- [Input records]
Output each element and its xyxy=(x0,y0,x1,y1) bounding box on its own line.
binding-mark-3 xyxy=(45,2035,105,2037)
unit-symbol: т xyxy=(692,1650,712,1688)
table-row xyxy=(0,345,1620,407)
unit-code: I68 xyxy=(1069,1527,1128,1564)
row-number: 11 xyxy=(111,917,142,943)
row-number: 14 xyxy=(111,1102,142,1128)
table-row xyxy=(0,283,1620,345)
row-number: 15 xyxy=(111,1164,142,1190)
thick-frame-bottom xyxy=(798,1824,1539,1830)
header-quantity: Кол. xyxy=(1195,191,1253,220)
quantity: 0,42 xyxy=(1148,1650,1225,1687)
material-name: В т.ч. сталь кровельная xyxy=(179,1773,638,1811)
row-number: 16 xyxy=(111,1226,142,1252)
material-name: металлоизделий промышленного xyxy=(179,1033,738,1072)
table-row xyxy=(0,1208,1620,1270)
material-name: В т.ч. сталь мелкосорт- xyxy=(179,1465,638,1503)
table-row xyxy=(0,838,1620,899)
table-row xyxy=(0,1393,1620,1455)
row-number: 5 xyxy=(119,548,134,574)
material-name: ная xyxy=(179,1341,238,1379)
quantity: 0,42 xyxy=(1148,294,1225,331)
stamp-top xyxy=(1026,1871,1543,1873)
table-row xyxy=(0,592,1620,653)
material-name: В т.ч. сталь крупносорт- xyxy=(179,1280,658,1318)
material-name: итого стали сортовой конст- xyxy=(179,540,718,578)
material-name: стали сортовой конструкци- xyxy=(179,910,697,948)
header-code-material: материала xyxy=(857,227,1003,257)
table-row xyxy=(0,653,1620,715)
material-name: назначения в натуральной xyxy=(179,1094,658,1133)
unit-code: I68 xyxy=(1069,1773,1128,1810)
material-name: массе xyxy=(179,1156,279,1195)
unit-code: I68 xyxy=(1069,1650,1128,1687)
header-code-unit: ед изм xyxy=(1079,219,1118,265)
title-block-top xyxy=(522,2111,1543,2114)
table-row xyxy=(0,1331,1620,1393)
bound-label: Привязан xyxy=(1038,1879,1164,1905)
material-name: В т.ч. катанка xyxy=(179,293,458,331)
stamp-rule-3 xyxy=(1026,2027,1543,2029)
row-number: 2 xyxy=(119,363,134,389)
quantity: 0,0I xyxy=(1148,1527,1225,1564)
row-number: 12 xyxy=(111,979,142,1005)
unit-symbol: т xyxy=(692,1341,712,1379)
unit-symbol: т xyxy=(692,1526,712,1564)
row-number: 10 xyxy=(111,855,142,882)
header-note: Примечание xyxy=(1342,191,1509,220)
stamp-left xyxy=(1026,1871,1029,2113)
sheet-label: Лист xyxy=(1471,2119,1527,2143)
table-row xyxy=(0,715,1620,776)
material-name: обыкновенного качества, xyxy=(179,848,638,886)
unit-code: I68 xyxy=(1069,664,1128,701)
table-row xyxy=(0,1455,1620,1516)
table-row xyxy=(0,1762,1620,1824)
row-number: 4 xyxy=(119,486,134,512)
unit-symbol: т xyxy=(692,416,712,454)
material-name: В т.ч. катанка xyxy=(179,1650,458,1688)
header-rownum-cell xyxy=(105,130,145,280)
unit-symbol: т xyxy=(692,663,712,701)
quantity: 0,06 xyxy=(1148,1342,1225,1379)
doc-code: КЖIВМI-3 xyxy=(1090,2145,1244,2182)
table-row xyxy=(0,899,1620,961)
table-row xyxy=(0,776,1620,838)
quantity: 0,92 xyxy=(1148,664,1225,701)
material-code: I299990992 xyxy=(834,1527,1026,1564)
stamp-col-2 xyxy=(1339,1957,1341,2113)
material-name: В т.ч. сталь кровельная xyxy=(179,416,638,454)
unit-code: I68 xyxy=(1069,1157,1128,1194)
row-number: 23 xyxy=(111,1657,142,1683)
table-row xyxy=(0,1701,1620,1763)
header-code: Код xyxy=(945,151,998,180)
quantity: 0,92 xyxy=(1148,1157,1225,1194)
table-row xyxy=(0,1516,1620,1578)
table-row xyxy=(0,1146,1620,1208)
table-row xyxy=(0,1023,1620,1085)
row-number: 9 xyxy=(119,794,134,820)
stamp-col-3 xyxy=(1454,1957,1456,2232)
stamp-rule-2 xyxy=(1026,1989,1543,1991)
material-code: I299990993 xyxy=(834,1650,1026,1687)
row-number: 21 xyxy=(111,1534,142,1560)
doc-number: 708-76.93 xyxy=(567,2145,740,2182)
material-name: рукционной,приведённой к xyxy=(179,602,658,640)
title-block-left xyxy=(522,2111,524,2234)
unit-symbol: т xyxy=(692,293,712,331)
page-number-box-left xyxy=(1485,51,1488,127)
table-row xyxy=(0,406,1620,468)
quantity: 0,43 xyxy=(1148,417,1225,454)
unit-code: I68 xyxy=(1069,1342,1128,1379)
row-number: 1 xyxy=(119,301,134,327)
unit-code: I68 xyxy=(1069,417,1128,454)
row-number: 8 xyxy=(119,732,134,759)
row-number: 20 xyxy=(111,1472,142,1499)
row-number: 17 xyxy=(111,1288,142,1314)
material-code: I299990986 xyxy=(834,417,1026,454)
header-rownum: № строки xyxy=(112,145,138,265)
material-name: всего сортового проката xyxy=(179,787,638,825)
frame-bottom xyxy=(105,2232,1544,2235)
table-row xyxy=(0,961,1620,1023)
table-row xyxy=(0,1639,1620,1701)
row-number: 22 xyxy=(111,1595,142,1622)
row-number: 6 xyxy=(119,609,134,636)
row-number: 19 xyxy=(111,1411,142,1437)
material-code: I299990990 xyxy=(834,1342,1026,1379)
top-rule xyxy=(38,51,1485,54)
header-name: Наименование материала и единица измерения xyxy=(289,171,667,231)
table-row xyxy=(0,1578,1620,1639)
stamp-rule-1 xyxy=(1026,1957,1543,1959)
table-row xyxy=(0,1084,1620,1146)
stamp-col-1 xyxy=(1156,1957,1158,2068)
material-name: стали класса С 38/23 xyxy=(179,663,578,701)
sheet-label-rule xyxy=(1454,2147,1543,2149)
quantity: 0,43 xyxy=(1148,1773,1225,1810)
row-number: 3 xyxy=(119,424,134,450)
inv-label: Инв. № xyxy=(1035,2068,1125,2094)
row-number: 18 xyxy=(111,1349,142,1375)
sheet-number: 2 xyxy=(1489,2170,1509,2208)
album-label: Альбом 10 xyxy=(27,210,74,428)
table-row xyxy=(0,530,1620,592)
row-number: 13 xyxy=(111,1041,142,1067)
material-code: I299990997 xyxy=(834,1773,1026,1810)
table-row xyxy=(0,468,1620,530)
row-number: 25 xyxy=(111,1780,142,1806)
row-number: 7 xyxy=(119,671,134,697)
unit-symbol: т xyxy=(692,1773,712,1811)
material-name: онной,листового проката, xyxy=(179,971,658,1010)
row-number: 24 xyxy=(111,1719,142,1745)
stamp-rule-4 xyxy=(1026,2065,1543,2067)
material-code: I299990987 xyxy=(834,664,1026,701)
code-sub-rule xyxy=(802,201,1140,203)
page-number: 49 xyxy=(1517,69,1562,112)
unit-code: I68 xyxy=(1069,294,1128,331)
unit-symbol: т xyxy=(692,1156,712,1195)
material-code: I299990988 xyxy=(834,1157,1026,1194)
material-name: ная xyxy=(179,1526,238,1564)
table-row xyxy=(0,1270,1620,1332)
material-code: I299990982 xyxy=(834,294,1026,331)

- [Exercise prompt] Can you copy out every line of the listing above word for word, keeping each one unchanged and in its original order?

- [Response to the task]
Output each element and its xyxy=(x0,y0,x1,y1) bounding box on its own line.
binding-mark-3 xyxy=(45,2035,105,2037)
unit-symbol: т xyxy=(692,1650,712,1688)
table-row xyxy=(0,345,1620,407)
unit-code: I68 xyxy=(1069,1527,1128,1564)
row-number: 11 xyxy=(111,917,142,943)
row-number: 14 xyxy=(111,1102,142,1128)
table-row xyxy=(0,283,1620,345)
row-number: 15 xyxy=(111,1164,142,1190)
thick-frame-bottom xyxy=(798,1824,1539,1830)
header-quantity: Кол. xyxy=(1195,191,1253,220)
quantity: 0,42 xyxy=(1148,1650,1225,1687)
material-name: В т.ч. сталь кровельная xyxy=(179,1773,638,1811)
row-number: 16 xyxy=(111,1226,142,1252)
material-name: металлоизделий промышленного xyxy=(179,1033,738,1072)
table-row xyxy=(0,1208,1620,1270)
material-name: В т.ч. сталь мелкосорт- xyxy=(179,1465,638,1503)
table-row xyxy=(0,838,1620,899)
table-row xyxy=(0,1393,1620,1455)
row-number: 5 xyxy=(119,548,134,574)
material-name: ная xyxy=(179,1341,238,1379)
quantity: 0,42 xyxy=(1148,294,1225,331)
stamp-top xyxy=(1026,1871,1543,1873)
table-row xyxy=(0,592,1620,653)
material-name: В т.ч. сталь крупносорт- xyxy=(179,1280,658,1318)
material-name: итого стали сортовой конст- xyxy=(179,540,718,578)
material-name: стали сортовой конструкци- xyxy=(179,910,697,948)
header-code-material: материала xyxy=(857,227,1003,257)
table-row xyxy=(0,653,1620,715)
material-name: назначения в натуральной xyxy=(179,1094,658,1133)
unit-code: I68 xyxy=(1069,1773,1128,1810)
material-name: массе xyxy=(179,1156,279,1195)
unit-code: I68 xyxy=(1069,1650,1128,1687)
header-code-unit: ед изм xyxy=(1079,219,1118,265)
title-block-top xyxy=(522,2111,1543,2114)
table-row xyxy=(0,1331,1620,1393)
bound-label: Привязан xyxy=(1038,1879,1164,1905)
material-name: В т.ч. катанка xyxy=(179,293,458,331)
stamp-rule-3 xyxy=(1026,2027,1543,2029)
row-number: 2 xyxy=(119,363,134,389)
quantity: 0,0I xyxy=(1148,1527,1225,1564)
row-number: 12 xyxy=(111,979,142,1005)
unit-symbol: т xyxy=(692,1341,712,1379)
unit-symbol: т xyxy=(692,1526,712,1564)
row-number: 10 xyxy=(111,855,142,882)
header-note: Примечание xyxy=(1342,191,1509,220)
stamp-left xyxy=(1026,1871,1029,2113)
sheet-label: Лист xyxy=(1471,2119,1527,2143)
table-row xyxy=(0,715,1620,776)
material-name: обыкновенного качества, xyxy=(179,848,638,886)
unit-code: I68 xyxy=(1069,664,1128,701)
table-row xyxy=(0,1455,1620,1516)
table-row xyxy=(0,1762,1620,1824)
row-number: 4 xyxy=(119,486,134,512)
unit-symbol: т xyxy=(692,416,712,454)
material-name: В т.ч. катанка xyxy=(179,1650,458,1688)
header-rownum-cell xyxy=(105,130,145,280)
unit-symbol: т xyxy=(692,663,712,701)
quantity: 0,06 xyxy=(1148,1342,1225,1379)
doc-code: КЖIВМI-3 xyxy=(1090,2145,1244,2182)
table-row xyxy=(0,899,1620,961)
table-row xyxy=(0,776,1620,838)
quantity: 0,92 xyxy=(1148,664,1225,701)
material-code: I299990992 xyxy=(834,1527,1026,1564)
stamp-col-2 xyxy=(1339,1957,1341,2113)
material-name: В т.ч. сталь кровельная xyxy=(179,416,638,454)
unit-code: I68 xyxy=(1069,1157,1128,1194)
row-number: 23 xyxy=(111,1657,142,1683)
table-row xyxy=(0,1701,1620,1763)
header-code: Код xyxy=(945,151,998,180)
quantity: 0,92 xyxy=(1148,1157,1225,1194)
table-row xyxy=(0,1516,1620,1578)
table-row xyxy=(0,1146,1620,1208)
table-row xyxy=(0,1023,1620,1085)
row-number: 9 xyxy=(119,794,134,820)
stamp-col-3 xyxy=(1454,1957,1456,2232)
stamp-rule-2 xyxy=(1026,1989,1543,1991)
material-code: I299990993 xyxy=(834,1650,1026,1687)
row-number: 21 xyxy=(111,1534,142,1560)
doc-number: 708-76.93 xyxy=(567,2145,740,2182)
material-name: рукционной,приведённой к xyxy=(179,602,658,640)
title-block-left xyxy=(522,2111,524,2234)
unit-symbol: т xyxy=(692,293,712,331)
page-number-box-left xyxy=(1485,51,1488,127)
table-row xyxy=(0,406,1620,468)
quantity: 0,43 xyxy=(1148,417,1225,454)
unit-code: I68 xyxy=(1069,1342,1128,1379)
row-number: 1 xyxy=(119,301,134,327)
unit-code: I68 xyxy=(1069,417,1128,454)
row-number: 8 xyxy=(119,732,134,759)
row-number: 20 xyxy=(111,1472,142,1499)
row-number: 17 xyxy=(111,1288,142,1314)
material-code: I299990986 xyxy=(834,417,1026,454)
header-rownum: № строки xyxy=(112,145,138,265)
material-name: всего сортового проката xyxy=(179,787,638,825)
frame-bottom xyxy=(105,2232,1544,2235)
table-row xyxy=(0,961,1620,1023)
table-row xyxy=(0,1639,1620,1701)
row-number: 22 xyxy=(111,1595,142,1622)
row-number: 6 xyxy=(119,609,134,636)
row-number: 19 xyxy=(111,1411,142,1437)
material-code: I299990990 xyxy=(834,1342,1026,1379)
top-rule xyxy=(38,51,1485,54)
header-name: Наименование материала и единица измерения xyxy=(289,171,667,231)
table-row xyxy=(0,1578,1620,1639)
stamp-rule-1 xyxy=(1026,1957,1543,1959)
table-row xyxy=(0,1084,1620,1146)
stamp-col-1 xyxy=(1156,1957,1158,2068)
material-name: стали класса С 38/23 xyxy=(179,663,578,701)
sheet-label-rule xyxy=(1454,2147,1543,2149)
quantity: 0,43 xyxy=(1148,1773,1225,1810)
row-number: 3 xyxy=(119,424,134,450)
inv-label: Инв. № xyxy=(1035,2068,1125,2094)
row-number: 18 xyxy=(111,1349,142,1375)
sheet-number: 2 xyxy=(1489,2170,1509,2208)
album-label: Альбом 10 xyxy=(27,210,74,428)
table-row xyxy=(0,530,1620,592)
row-number: 13 xyxy=(111,1041,142,1067)
material-code: I299990997 xyxy=(834,1773,1026,1810)
table-row xyxy=(0,468,1620,530)
row-number: 25 xyxy=(111,1780,142,1806)
row-number: 7 xyxy=(119,671,134,697)
unit-symbol: т xyxy=(692,1773,712,1811)
material-name: онной,листового проката, xyxy=(179,971,658,1010)
row-number: 24 xyxy=(111,1719,142,1745)
stamp-rule-4 xyxy=(1026,2065,1543,2067)
material-code: I299990987 xyxy=(834,664,1026,701)
code-sub-rule xyxy=(802,201,1140,203)
page-number: 49 xyxy=(1517,69,1562,112)
unit-code: I68 xyxy=(1069,294,1128,331)
unit-symbol: т xyxy=(692,1156,712,1195)
material-code: I299990988 xyxy=(834,1157,1026,1194)
material-name: ная xyxy=(179,1526,238,1564)
table-row xyxy=(0,1270,1620,1332)
material-code: I299990982 xyxy=(834,294,1026,331)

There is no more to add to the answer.